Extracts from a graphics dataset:
-.-.-

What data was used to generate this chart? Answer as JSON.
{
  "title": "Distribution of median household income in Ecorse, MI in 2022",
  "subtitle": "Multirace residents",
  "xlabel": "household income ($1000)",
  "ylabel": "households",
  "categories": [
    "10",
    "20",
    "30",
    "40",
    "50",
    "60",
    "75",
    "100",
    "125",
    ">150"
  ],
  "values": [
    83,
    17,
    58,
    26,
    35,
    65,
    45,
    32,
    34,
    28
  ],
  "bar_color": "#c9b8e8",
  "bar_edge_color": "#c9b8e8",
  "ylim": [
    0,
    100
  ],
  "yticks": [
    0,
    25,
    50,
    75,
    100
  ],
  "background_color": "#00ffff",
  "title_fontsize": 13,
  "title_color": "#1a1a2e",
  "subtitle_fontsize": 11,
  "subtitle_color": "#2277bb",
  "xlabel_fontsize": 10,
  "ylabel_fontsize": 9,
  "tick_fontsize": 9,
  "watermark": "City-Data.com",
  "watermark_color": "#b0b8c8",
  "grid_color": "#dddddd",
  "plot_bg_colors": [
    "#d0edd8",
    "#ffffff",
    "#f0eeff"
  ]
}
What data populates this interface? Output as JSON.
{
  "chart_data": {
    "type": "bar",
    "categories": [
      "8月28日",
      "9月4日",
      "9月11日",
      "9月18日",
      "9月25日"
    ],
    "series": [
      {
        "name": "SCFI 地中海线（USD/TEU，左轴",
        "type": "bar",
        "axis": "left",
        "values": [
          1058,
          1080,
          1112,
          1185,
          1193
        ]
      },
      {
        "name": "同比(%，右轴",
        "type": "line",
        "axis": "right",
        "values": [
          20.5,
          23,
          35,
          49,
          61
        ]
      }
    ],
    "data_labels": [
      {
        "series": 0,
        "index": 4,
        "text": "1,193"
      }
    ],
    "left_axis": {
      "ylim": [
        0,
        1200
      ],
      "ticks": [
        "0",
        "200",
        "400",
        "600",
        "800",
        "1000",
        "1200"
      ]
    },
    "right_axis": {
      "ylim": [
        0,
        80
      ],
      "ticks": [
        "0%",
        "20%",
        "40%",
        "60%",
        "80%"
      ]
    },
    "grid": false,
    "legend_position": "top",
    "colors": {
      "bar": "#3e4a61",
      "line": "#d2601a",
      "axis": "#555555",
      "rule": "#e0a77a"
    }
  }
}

-.-.-

§ Stated exercise:
Locate all lines in the listing above with the word "JSON" and copy them.

§ Task result:
What data was used to generate this chart? Answer as JSON.
What data populates this interface? Output as JSON.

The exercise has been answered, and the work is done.